• _Short problem_
Return every line of the records below verbatim, with no pictures in the copy.

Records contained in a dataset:
···

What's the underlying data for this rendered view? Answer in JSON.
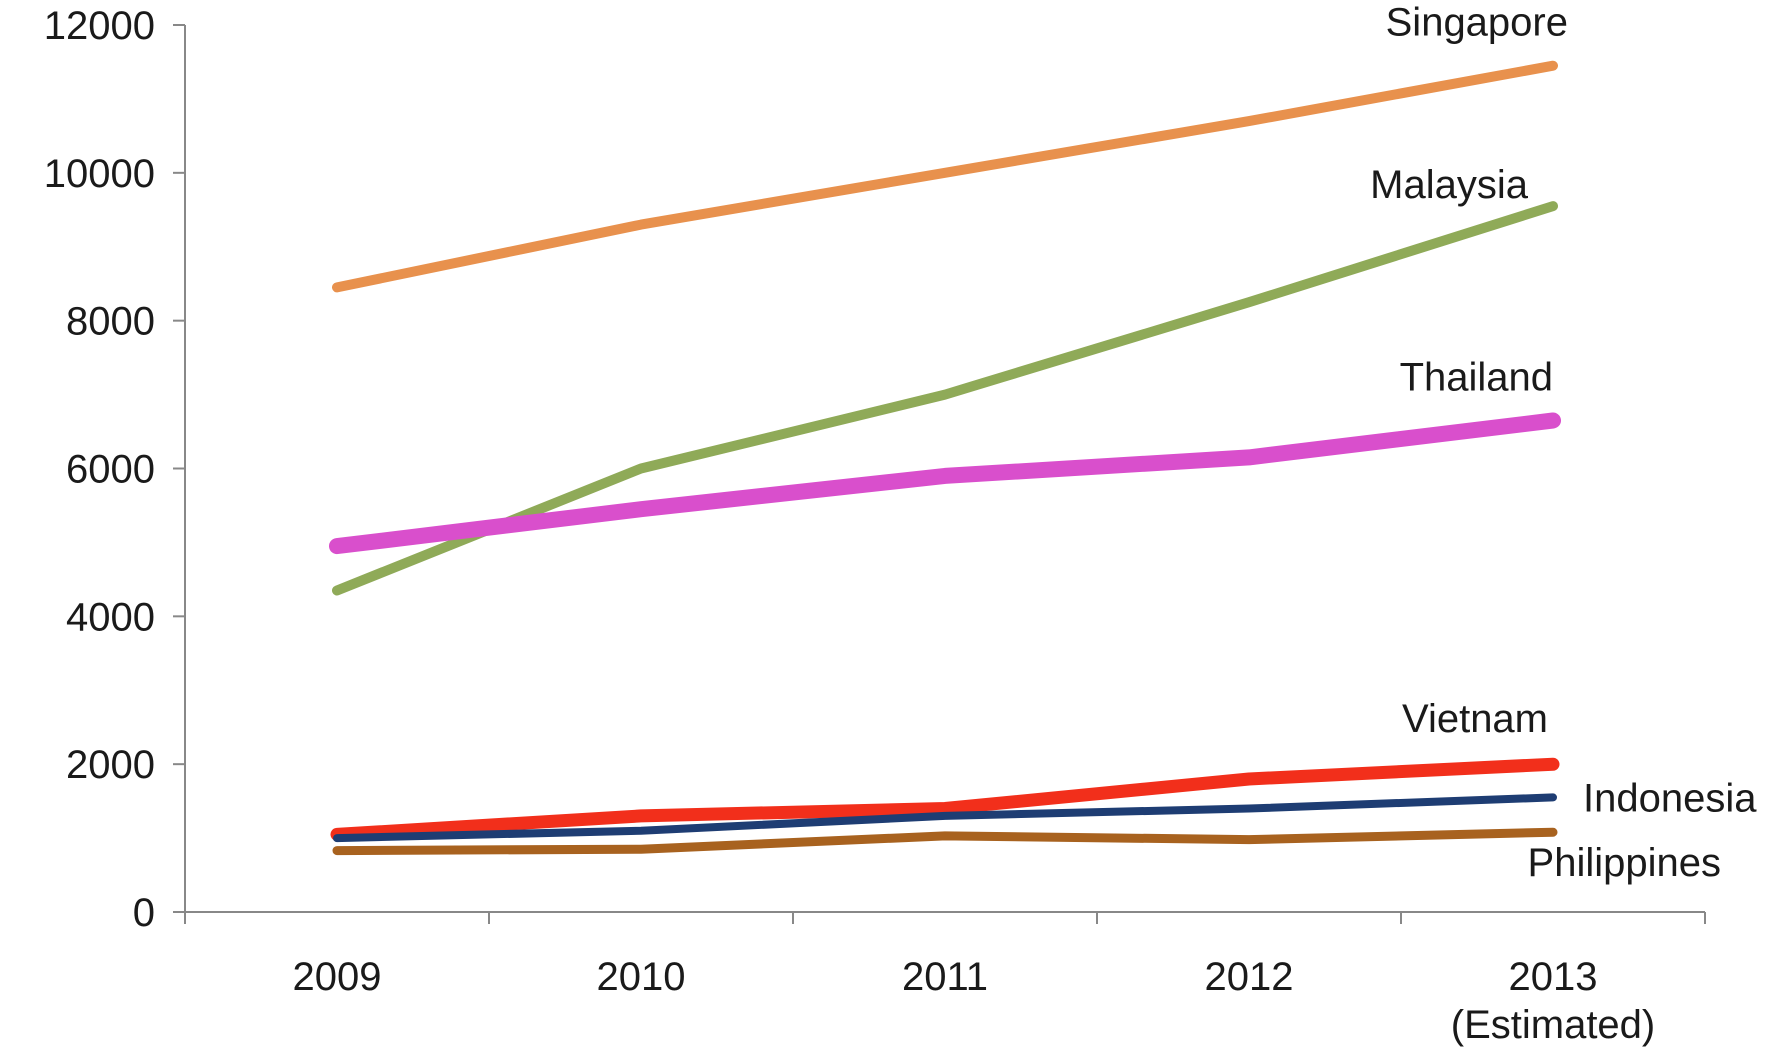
{
  "chart_data": {
    "type": "line",
    "categories": [
      "2009",
      "2010",
      "2011",
      "2012",
      "2013"
    ],
    "category_sublabels": [
      "",
      "",
      "",
      "",
      "(Estimated)"
    ],
    "ylim": [
      0,
      12000
    ],
    "yticks": [
      "0",
      "2000",
      "4000",
      "6000",
      "8000",
      "10000",
      "12000"
    ],
    "grid": false,
    "legend": "direct labels at line ends",
    "series": [
      {
        "name": "Singapore",
        "color": "#E8914D",
        "values": [
          8450,
          9300,
          10000,
          10700,
          11450
        ]
      },
      {
        "name": "Malaysia",
        "color": "#8FAA58",
        "values": [
          4350,
          6000,
          7000,
          8250,
          9550
        ]
      },
      {
        "name": "Thailand",
        "color": "#D94FCC",
        "values": [
          4950,
          5450,
          5900,
          6150,
          6650
        ]
      },
      {
        "name": "Vietnam",
        "color": "#F22F1B",
        "values": [
          1050,
          1300,
          1400,
          1800,
          2000
        ]
      },
      {
        "name": "Indonesia",
        "color": "#1E3D73",
        "values": [
          1000,
          1100,
          1300,
          1400,
          1550
        ]
      },
      {
        "name": "Philippines",
        "color": "#A8621F",
        "values": [
          830,
          850,
          1030,
          980,
          1080
        ]
      }
    ]
  }
}
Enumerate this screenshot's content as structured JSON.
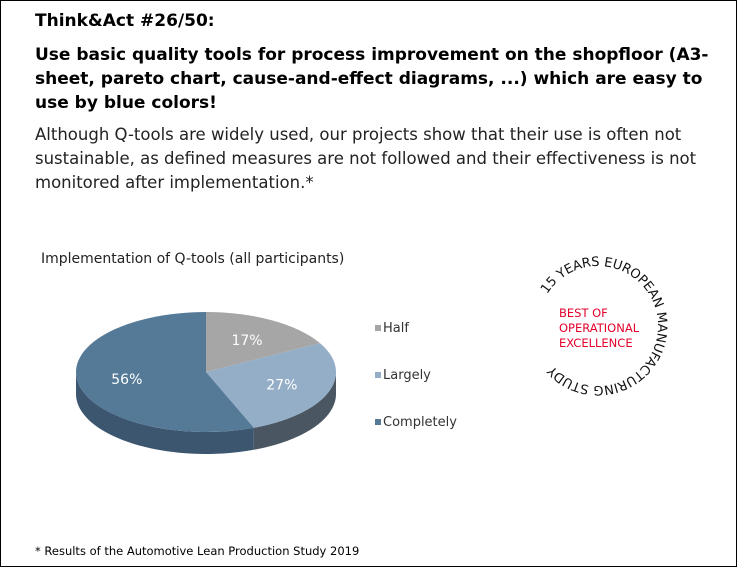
{
  "header": {
    "title": "Think&Act #26/50:",
    "headline": "Use basic quality tools for process improvement on the shopfloor (A3-sheet, pareto chart, cause-and-effect diagrams, ...) which are easy to use by blue colors!",
    "body": "Although Q-tools are widely used, our projects show that their use is often not sustainable, as defined measures are not followed and their effectiveness is not monitored after implementation.*"
  },
  "chart_data": {
    "type": "pie",
    "title": "Implementation of Q-tools (all participants)",
    "categories": [
      "Half",
      "Largely",
      "Completely"
    ],
    "values": [
      17,
      27,
      56
    ],
    "labels": [
      "17%",
      "27%",
      "56%"
    ],
    "colors": [
      "#a6a6a6",
      "#93aec6",
      "#557a98"
    ],
    "side_colors": [
      "#7a7a7a",
      "#4a5661",
      "#3d5670"
    ],
    "legend": "right"
  },
  "badge": {
    "ring_text": "15 YEARS EUROPEAN MANUFACTURING STUDY",
    "lines": [
      "BEST OF",
      "OPERATIONAL",
      "EXCELLENCE"
    ],
    "color": "#e4002b"
  },
  "footnote": "* Results of the Automotive Lean Production Study 2019"
}
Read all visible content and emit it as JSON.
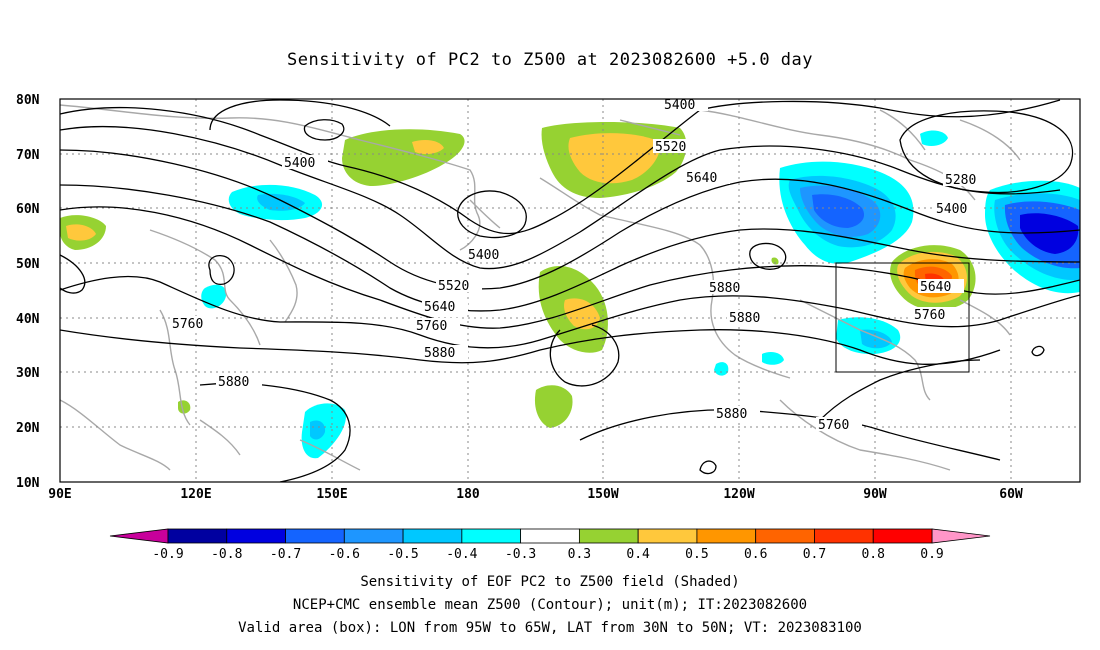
{
  "title": "Sensitivity of PC2 to Z500 at 2023082600 +5.0 day",
  "lat_ticks": [
    "80N",
    "70N",
    "60N",
    "50N",
    "40N",
    "30N",
    "20N",
    "10N"
  ],
  "lon_ticks": [
    "90E",
    "120E",
    "150E",
    "180",
    "150W",
    "120W",
    "90W",
    "60W"
  ],
  "contour_labels": [
    {
      "id": "c5400a",
      "text": "5400"
    },
    {
      "id": "c5400b",
      "text": "5400"
    },
    {
      "id": "c5520a",
      "text": "5520"
    },
    {
      "id": "c5640a",
      "text": "5640"
    },
    {
      "id": "c5280",
      "text": "5280"
    },
    {
      "id": "c5400c",
      "text": "5400"
    },
    {
      "id": "c5400d",
      "text": "5400"
    },
    {
      "id": "c5520b",
      "text": "5520"
    },
    {
      "id": "c5640b",
      "text": "5640"
    },
    {
      "id": "c5760a",
      "text": "5760"
    },
    {
      "id": "c5880a",
      "text": "5880"
    },
    {
      "id": "c5760b",
      "text": "5760"
    },
    {
      "id": "c5880b",
      "text": "5880"
    },
    {
      "id": "c5880c",
      "text": "5880"
    },
    {
      "id": "c5640c",
      "text": "5640"
    },
    {
      "id": "c5760c",
      "text": "5760"
    },
    {
      "id": "c5880d",
      "text": "5880"
    },
    {
      "id": "c5880e",
      "text": "5880"
    },
    {
      "id": "c5760d",
      "text": "5760"
    }
  ],
  "colorbar": {
    "labels": [
      "-0.9",
      "-0.8",
      "-0.7",
      "-0.6",
      "-0.5",
      "-0.4",
      "-0.3",
      "0.3",
      "0.4",
      "0.5",
      "0.6",
      "0.7",
      "0.8",
      "0.9"
    ],
    "colors": [
      "#0000a0",
      "#0000e0",
      "#1464ff",
      "#1e96ff",
      "#00c8ff",
      "#00ffff",
      "#ffffff",
      "#96d232",
      "#ffc83c",
      "#ff9600",
      "#ff6400",
      "#ff3200",
      "#ff0000"
    ],
    "left_extend_color": "#c8009b",
    "right_extend_color": "#ff96c8"
  },
  "footer": {
    "line1": "Sensitivity of EOF PC2 to Z500 field (Shaded)",
    "line2": "NCEP+CMC ensemble mean Z500 (Contour); unit(m); IT:2023082600",
    "line3": "Valid area (box): LON from 95W to 65W, LAT from 30N to 50N; VT: 2023083100"
  }
}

···

• _Expected output_
What's the underlying data for this rendered view? Answer in JSON.
{
  "chart_data": {
    "type": "line",
    "categories": [
      "2009",
      "2010",
      "2011",
      "2012",
      "2013"
    ],
    "category_sublabels": [
      "",
      "",
      "",
      "",
      "(Estimated)"
    ],
    "ylim": [
      0,
      12000
    ],
    "yticks": [
      "0",
      "2000",
      "4000",
      "6000",
      "8000",
      "10000",
      "12000"
    ],
    "grid": false,
    "legend": "direct labels at line ends",
    "series": [
      {
        "name": "Singapore",
        "color": "#E8914D",
        "values": [
          8450,
          9300,
          10000,
          10700,
          11450
        ]
      },
      {
        "name": "Malaysia",
        "color": "#8FAA58",
        "values": [
          4350,
          6000,
          7000,
          8250,
          9550
        ]
      },
      {
        "name": "Thailand",
        "color": "#D94FCC",
        "values": [
          4950,
          5450,
          5900,
          6150,
          6650
        ]
      },
      {
        "name": "Vietnam",
        "color": "#F22F1B",
        "values": [
          1050,
          1300,
          1400,
          1800,
          2000
        ]
      },
      {
        "name": "Indonesia",
        "color": "#1E3D73",
        "values": [
          1000,
          1100,
          1300,
          1400,
          1550
        ]
      },
      {
        "name": "Philippines",
        "color": "#A8621F",
        "values": [
          830,
          850,
          1030,
          980,
          1080
        ]
      }
    ]
  }
}
Enumerate this screenshot's content as structured JSON.
{
  "header": {
    "title": "Think&Act #26/50:",
    "headline": "Use basic quality tools for process improvement on the shopfloor (A3-sheet, pareto chart, cause-and-effect diagrams, ...) which are easy to use by blue colors!",
    "body": "Although Q-tools are widely used, our projects show that their use is often not sustainable, as defined measures are not followed and their effectiveness is not monitored after implementation.*"
  },
  "chart_data": {
    "type": "pie",
    "title": "Implementation of Q-tools (all participants)",
    "categories": [
      "Half",
      "Largely",
      "Completely"
    ],
    "values": [
      17,
      27,
      56
    ],
    "labels": [
      "17%",
      "27%",
      "56%"
    ],
    "colors": [
      "#a6a6a6",
      "#93aec6",
      "#557a98"
    ],
    "side_colors": [
      "#7a7a7a",
      "#4a5661",
      "#3d5670"
    ],
    "legend": "right"
  },
  "badge": {
    "ring_text": "15 YEARS EUROPEAN MANUFACTURING STUDY",
    "lines": [
      "BEST OF",
      "OPERATIONAL",
      "EXCELLENCE"
    ],
    "color": "#e4002b"
  },
  "footnote": "* Results of the Automotive Lean Production Study 2019"
}
Read all visible content and emit it as JSON.
{
  "title": "Sensitivity of PC2 to Z500 at 2023082600 +5.0 day",
  "lat_ticks": [
    "80N",
    "70N",
    "60N",
    "50N",
    "40N",
    "30N",
    "20N",
    "10N"
  ],
  "lon_ticks": [
    "90E",
    "120E",
    "150E",
    "180",
    "150W",
    "120W",
    "90W",
    "60W"
  ],
  "contour_labels": [
    {
      "id": "c5400a",
      "text": "5400"
    },
    {
      "id": "c5400b",
      "text": "5400"
    },
    {
      "id": "c5520a",
      "text": "5520"
    },
    {
      "id": "c5640a",
      "text": "5640"
    },
    {
      "id": "c5280",
      "text": "5280"
    },
    {
      "id": "c5400c",
      "text": "5400"
    },
    {
      "id": "c5400d",
      "text": "5400"
    },
    {
      "id": "c5520b",
      "text": "5520"
    },
    {
      "id": "c5640b",
      "text": "5640"
    },
    {
      "id": "c5760a",
      "text": "5760"
    },
    {
      "id": "c5880a",
      "text": "5880"
    },
    {
      "id": "c5760b",
      "text": "5760"
    },
    {
      "id": "c5880b",
      "text": "5880"
    },
    {
      "id": "c5880c",
      "text": "5880"
    },
    {
      "id": "c5640c",
      "text": "5640"
    },
    {
      "id": "c5760c",
      "text": "5760"
    },
    {
      "id": "c5880d",
      "text": "5880"
    },
    {
      "id": "c5880e",
      "text": "5880"
    },
    {
      "id": "c5760d",
      "text": "5760"
    }
  ],
  "colorbar": {
    "labels": [
      "-0.9",
      "-0.8",
      "-0.7",
      "-0.6",
      "-0.5",
      "-0.4",
      "-0.3",
      "0.3",
      "0.4",
      "0.5",
      "0.6",
      "0.7",
      "0.8",
      "0.9"
    ],
    "colors": [
      "#0000a0",
      "#0000e0",
      "#1464ff",
      "#1e96ff",
      "#00c8ff",
      "#00ffff",
      "#ffffff",
      "#96d232",
      "#ffc83c",
      "#ff9600",
      "#ff6400",
      "#ff3200",
      "#ff0000"
    ],
    "left_extend_color": "#c8009b",
    "right_extend_color": "#ff96c8"
  },
  "footer": {
    "line1": "Sensitivity of EOF PC2 to Z500 field (Shaded)",
    "line2": "NCEP+CMC ensemble mean Z500 (Contour); unit(m); IT:2023082600",
    "line3": "Valid area (box): LON from 95W to 65W, LAT from 30N to 50N; VT: 2023083100"
  }
}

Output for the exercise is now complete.